## Job
Without altering anything, repeat each of the records.
++++ Information given ++++
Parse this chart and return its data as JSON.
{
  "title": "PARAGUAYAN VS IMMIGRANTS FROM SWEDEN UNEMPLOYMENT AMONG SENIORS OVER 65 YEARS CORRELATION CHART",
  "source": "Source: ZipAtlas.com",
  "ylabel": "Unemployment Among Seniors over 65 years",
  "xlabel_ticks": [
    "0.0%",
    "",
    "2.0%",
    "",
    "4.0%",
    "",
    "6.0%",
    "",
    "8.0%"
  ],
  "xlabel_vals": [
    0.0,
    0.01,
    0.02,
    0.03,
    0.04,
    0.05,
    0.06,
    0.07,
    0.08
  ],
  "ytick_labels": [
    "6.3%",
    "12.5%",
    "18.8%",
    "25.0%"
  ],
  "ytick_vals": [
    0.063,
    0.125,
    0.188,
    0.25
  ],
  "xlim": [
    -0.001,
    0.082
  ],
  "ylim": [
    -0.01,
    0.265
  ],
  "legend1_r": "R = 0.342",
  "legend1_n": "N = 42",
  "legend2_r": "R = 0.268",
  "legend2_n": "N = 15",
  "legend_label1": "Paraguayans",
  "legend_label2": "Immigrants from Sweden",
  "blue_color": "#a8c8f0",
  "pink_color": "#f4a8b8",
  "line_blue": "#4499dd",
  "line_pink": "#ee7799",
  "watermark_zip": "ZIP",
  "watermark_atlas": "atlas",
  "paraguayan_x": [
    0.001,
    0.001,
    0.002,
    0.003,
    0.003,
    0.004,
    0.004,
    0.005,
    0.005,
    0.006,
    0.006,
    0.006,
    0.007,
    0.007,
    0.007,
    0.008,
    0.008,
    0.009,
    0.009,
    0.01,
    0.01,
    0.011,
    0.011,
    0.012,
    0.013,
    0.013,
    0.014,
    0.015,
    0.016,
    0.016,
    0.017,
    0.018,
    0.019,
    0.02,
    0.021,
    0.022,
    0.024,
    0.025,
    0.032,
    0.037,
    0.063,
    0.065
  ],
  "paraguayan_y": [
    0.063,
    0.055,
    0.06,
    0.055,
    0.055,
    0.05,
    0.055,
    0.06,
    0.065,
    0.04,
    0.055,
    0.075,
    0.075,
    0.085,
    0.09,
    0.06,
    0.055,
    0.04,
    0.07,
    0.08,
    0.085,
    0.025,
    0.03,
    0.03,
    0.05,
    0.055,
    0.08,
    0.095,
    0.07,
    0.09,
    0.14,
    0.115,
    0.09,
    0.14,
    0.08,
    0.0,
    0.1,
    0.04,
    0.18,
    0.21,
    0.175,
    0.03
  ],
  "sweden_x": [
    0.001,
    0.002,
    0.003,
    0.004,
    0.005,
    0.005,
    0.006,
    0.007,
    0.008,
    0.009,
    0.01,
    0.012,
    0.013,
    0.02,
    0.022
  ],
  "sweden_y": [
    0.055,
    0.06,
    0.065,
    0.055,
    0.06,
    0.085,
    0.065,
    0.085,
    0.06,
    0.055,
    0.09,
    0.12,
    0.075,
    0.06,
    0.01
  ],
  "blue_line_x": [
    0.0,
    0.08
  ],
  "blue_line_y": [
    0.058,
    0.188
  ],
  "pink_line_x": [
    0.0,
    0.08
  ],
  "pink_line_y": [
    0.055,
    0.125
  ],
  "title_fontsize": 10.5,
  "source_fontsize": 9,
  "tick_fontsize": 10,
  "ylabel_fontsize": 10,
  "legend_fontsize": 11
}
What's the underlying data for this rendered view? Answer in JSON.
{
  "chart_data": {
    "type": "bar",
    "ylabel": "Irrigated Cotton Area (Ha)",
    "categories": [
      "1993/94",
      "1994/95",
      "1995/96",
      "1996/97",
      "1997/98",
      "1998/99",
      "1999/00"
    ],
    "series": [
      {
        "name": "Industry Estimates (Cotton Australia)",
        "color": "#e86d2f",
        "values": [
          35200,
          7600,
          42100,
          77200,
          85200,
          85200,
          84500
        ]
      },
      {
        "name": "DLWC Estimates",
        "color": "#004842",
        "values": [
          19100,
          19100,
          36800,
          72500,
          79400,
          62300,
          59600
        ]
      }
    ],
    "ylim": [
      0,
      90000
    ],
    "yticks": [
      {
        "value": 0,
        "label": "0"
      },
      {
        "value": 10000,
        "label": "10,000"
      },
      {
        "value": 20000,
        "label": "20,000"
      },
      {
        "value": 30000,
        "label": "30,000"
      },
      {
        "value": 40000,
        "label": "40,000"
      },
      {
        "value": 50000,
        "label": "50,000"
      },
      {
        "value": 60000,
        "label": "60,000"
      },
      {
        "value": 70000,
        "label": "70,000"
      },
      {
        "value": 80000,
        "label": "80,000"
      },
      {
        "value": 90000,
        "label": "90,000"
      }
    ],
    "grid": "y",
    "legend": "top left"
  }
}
++++
## Solution for this problem
Parse this chart and return its data as JSON.
{
  "title": "PARAGUAYAN VS IMMIGRANTS FROM SWEDEN UNEMPLOYMENT AMONG SENIORS OVER 65 YEARS CORRELATION CHART",
  "source": "Source: ZipAtlas.com",
  "ylabel": "Unemployment Among Seniors over 65 years",
  "xlabel_ticks": [
    "0.0%",
    "",
    "2.0%",
    "",
    "4.0%",
    "",
    "6.0%",
    "",
    "8.0%"
  ],
  "xlabel_vals": [
    0.0,
    0.01,
    0.02,
    0.03,
    0.04,
    0.05,
    0.06,
    0.07,
    0.08
  ],
  "ytick_labels": [
    "6.3%",
    "12.5%",
    "18.8%",
    "25.0%"
  ],
  "ytick_vals": [
    0.063,
    0.125,
    0.188,
    0.25
  ],
  "xlim": [
    -0.001,
    0.082
  ],
  "ylim": [
    -0.01,
    0.265
  ],
  "legend1_r": "R = 0.342",
  "legend1_n": "N = 42",
  "legend2_r": "R = 0.268",
  "legend2_n": "N = 15",
  "legend_label1": "Paraguayans",
  "legend_label2": "Immigrants from Sweden",
  "blue_color": "#a8c8f0",
  "pink_color": "#f4a8b8",
  "line_blue": "#4499dd",
  "line_pink": "#ee7799",
  "watermark_zip": "ZIP",
  "watermark_atlas": "atlas",
  "paraguayan_x": [
    0.001,
    0.001,
    0.002,
    0.003,
    0.003,
    0.004,
    0.004,
    0.005,
    0.005,
    0.006,
    0.006,
    0.006,
    0.007,
    0.007,
    0.007,
    0.008,
    0.008,
    0.009,
    0.009,
    0.01,
    0.01,
    0.011,
    0.011,
    0.012,
    0.013,
    0.013,
    0.014,
    0.015,
    0.016,
    0.016,
    0.017,
    0.018,
    0.019,
    0.02,
    0.021,
    0.022,
    0.024,
    0.025,
    0.032,
    0.037,
    0.063,
    0.065
  ],
  "paraguayan_y": [
    0.063,
    0.055,
    0.06,
    0.055,
    0.055,
    0.05,
    0.055,
    0.06,
    0.065,
    0.04,
    0.055,
    0.075,
    0.075,
    0.085,
    0.09,
    0.06,
    0.055,
    0.04,
    0.07,
    0.08,
    0.085,
    0.025,
    0.03,
    0.03,
    0.05,
    0.055,
    0.08,
    0.095,
    0.07,
    0.09,
    0.14,
    0.115,
    0.09,
    0.14,
    0.08,
    0.0,
    0.1,
    0.04,
    0.18,
    0.21,
    0.175,
    0.03
  ],
  "sweden_x": [
    0.001,
    0.002,
    0.003,
    0.004,
    0.005,
    0.005,
    0.006,
    0.007,
    0.008,
    0.009,
    0.01,
    0.012,
    0.013,
    0.02,
    0.022
  ],
  "sweden_y": [
    0.055,
    0.06,
    0.065,
    0.055,
    0.06,
    0.085,
    0.065,
    0.085,
    0.06,
    0.055,
    0.09,
    0.12,
    0.075,
    0.06,
    0.01
  ],
  "blue_line_x": [
    0.0,
    0.08
  ],
  "blue_line_y": [
    0.058,
    0.188
  ],
  "pink_line_x": [
    0.0,
    0.08
  ],
  "pink_line_y": [
    0.055,
    0.125
  ],
  "title_fontsize": 10.5,
  "source_fontsize": 9,
  "tick_fontsize": 10,
  "ylabel_fontsize": 10,
  "legend_fontsize": 11
}
What's the underlying data for this rendered view? Answer in JSON.
{
  "chart_data": {
    "type": "bar",
    "ylabel": "Irrigated Cotton Area (Ha)",
    "categories": [
      "1993/94",
      "1994/95",
      "1995/96",
      "1996/97",
      "1997/98",
      "1998/99",
      "1999/00"
    ],
    "series": [
      {
        "name": "Industry Estimates (Cotton Australia)",
        "color": "#e86d2f",
        "values": [
          35200,
          7600,
          42100,
          77200,
          85200,
          85200,
          84500
        ]
      },
      {
        "name": "DLWC Estimates",
        "color": "#004842",
        "values": [
          19100,
          19100,
          36800,
          72500,
          79400,
          62300,
          59600
        ]
      }
    ],
    "ylim": [
      0,
      90000
    ],
    "yticks": [
      {
        "value": 0,
        "label": "0"
      },
      {
        "value": 10000,
        "label": "10,000"
      },
      {
        "value": 20000,
        "label": "20,000"
      },
      {
        "value": 30000,
        "label": "30,000"
      },
      {
        "value": 40000,
        "label": "40,000"
      },
      {
        "value": 50000,
        "label": "50,000"
      },
      {
        "value": 60000,
        "label": "60,000"
      },
      {
        "value": 70000,
        "label": "70,000"
      },
      {
        "value": 80000,
        "label": "80,000"
      },
      {
        "value": 90000,
        "label": "90,000"
      }
    ],
    "grid": "y",
    "legend": "top left"
  }
}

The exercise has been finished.